▶ Do this
Copy out the entries below precisely; nothing is to be omitted.

▶ Supplied entries
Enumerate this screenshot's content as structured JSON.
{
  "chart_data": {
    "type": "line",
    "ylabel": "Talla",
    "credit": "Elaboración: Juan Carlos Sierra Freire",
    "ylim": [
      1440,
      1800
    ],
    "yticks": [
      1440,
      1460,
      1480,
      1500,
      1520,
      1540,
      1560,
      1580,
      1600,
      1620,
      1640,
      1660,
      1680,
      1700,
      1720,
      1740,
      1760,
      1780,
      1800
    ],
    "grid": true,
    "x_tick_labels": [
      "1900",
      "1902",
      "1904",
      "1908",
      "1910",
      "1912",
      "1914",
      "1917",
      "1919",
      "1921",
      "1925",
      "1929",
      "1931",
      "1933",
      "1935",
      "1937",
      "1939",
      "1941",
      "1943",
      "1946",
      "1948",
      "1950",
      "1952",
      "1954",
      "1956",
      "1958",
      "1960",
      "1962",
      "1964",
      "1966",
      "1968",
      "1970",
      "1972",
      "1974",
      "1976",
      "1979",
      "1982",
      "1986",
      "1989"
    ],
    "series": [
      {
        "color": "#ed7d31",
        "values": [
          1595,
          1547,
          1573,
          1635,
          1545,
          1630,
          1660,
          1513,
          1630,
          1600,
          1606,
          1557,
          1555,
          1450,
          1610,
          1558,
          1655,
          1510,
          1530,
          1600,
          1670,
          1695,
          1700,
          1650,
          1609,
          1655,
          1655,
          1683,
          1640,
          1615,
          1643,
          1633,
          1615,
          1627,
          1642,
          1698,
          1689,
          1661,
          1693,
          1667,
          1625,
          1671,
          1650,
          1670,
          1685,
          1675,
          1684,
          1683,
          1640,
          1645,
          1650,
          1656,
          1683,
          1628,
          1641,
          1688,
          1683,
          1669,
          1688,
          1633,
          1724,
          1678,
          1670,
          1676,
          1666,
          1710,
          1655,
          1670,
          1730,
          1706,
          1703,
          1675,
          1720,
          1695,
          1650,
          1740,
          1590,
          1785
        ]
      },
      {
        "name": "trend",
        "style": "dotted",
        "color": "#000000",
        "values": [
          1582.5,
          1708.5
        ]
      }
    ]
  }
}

▶ Expected answer
Enumerate this screenshot's content as structured JSON.
{
  "chart_data": {
    "type": "line",
    "ylabel": "Talla",
    "credit": "Elaboración: Juan Carlos Sierra Freire",
    "ylim": [
      1440,
      1800
    ],
    "yticks": [
      1440,
      1460,
      1480,
      1500,
      1520,
      1540,
      1560,
      1580,
      1600,
      1620,
      1640,
      1660,
      1680,
      1700,
      1720,
      1740,
      1760,
      1780,
      1800
    ],
    "grid": true,
    "x_tick_labels": [
      "1900",
      "1902",
      "1904",
      "1908",
      "1910",
      "1912",
      "1914",
      "1917",
      "1919",
      "1921",
      "1925",
      "1929",
      "1931",
      "1933",
      "1935",
      "1937",
      "1939",
      "1941",
      "1943",
      "1946",
      "1948",
      "1950",
      "1952",
      "1954",
      "1956",
      "1958",
      "1960",
      "1962",
      "1964",
      "1966",
      "1968",
      "1970",
      "1972",
      "1974",
      "1976",
      "1979",
      "1982",
      "1986",
      "1989"
    ],
    "series": [
      {
        "color": "#ed7d31",
        "values": [
          1595,
          1547,
          1573,
          1635,
          1545,
          1630,
          1660,
          1513,
          1630,
          1600,
          1606,
          1557,
          1555,
          1450,
          1610,
          1558,
          1655,
          1510,
          1530,
          1600,
          1670,
          1695,
          1700,
          1650,
          1609,
          1655,
          1655,
          1683,
          1640,
          1615,
          1643,
          1633,
          1615,
          1627,
          1642,
          1698,
          1689,
          1661,
          1693,
          1667,
          1625,
          1671,
          1650,
          1670,
          1685,
          1675,
          1684,
          1683,
          1640,
          1645,
          1650,
          1656,
          1683,
          1628,
          1641,
          1688,
          1683,
          1669,
          1688,
          1633,
          1724,
          1678,
          1670,
          1676,
          1666,
          1710,
          1655,
          1670,
          1730,
          1706,
          1703,
          1675,
          1720,
          1695,
          1650,
          1740,
          1590,
          1785
        ]
      },
      {
        "name": "trend",
        "style": "dotted",
        "color": "#000000",
        "values": [
          1582.5,
          1708.5
        ]
      }
    ]
  }
}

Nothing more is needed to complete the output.